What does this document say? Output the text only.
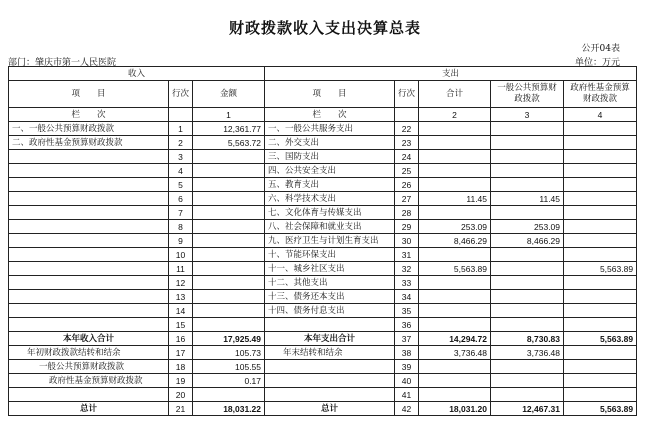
财政拨款收入支出决算总表
公开04表
部门：肇庆市第一人民医院	单位：万元
收入			支出				
项　　目	行次	金额	项　　目	行次	合计	一般公共预算财政拨款	政府性基金预算财政拨款
栏　　次		1	栏　　次		2	3	4
一、一般公共预算财政拨款	1	12,361.77	一、一般公共服务支出	22			
二、政府性基金预算财政拨款	2	5,563.72	二、外交支出	23			
	3		三、国防支出	24			
	4		四、公共安全支出	25			
	5		五、教育支出	26			
	6		六、科学技术支出	27	11.45	11.45	
	7		七、文化体育与传媒支出	28			
	8		八、社会保障和就业支出	29	253.09	253.09	
	9		九、医疗卫生与计划生育支出	30	8,466.29	8,466.29	
	10		十、节能环保支出	31			
	11		十一、城乡社区支出	32	5,563.89		5,563.89
	12		十二、其他支出	33			
	13		十三、债务还本支出	34			
	14		十四、债务付息支出	35			
	15			36			
本年收入合计	16	17,925.49	本年支出合计	37	14,294.72	8,730.83	5,563.89
年初财政拨款结转和结余	17	105.73	年末结转和结余	38	3,736.48	3,736.48	
一般公共预算财政拨款	18	105.55		39			
政府性基金预算财政拨款	19	0.17		40			
	20			41			
总计	21	18,031.22	总计	42	18,031.20	12,467.31	5,563.89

*PROBLEM TO SOLVE*
Each entry must be retyped word for word, with every image omitted.

*WORKED ANSWER*
What does this document say? Output the text only.
财政拨款收入支出决算总表
公开04表
部门：肇庆市第一人民医院	单位：万元
收入			支出				
项　　目	行次	金额	项　　目	行次	合计	一般公共预算财政拨款	政府性基金预算财政拨款
栏　　次		1	栏　　次		2	3	4
一、一般公共预算财政拨款	1	12,361.77	一、一般公共服务支出	22			
二、政府性基金预算财政拨款	2	5,563.72	二、外交支出	23			
	3		三、国防支出	24			
	4		四、公共安全支出	25			
	5		五、教育支出	26			
	6		六、科学技术支出	27	11.45	11.45	
	7		七、文化体育与传媒支出	28			
	8		八、社会保障和就业支出	29	253.09	253.09	
	9		九、医疗卫生与计划生育支出	30	8,466.29	8,466.29	
	10		十、节能环保支出	31			
	11		十一、城乡社区支出	32	5,563.89		5,563.89
	12		十二、其他支出	33			
	13		十三、债务还本支出	34			
	14		十四、债务付息支出	35			
	15			36			
本年收入合计	16	17,925.49	本年支出合计	37	14,294.72	8,730.83	5,563.89
年初财政拨款结转和结余	17	105.73	年末结转和结余	38	3,736.48	3,736.48	
一般公共预算财政拨款	18	105.55		39			
政府性基金预算财政拨款	19	0.17		40			
	20			41			
总计	21	18,031.22	总计	42	18,031.20	12,467.31	5,563.89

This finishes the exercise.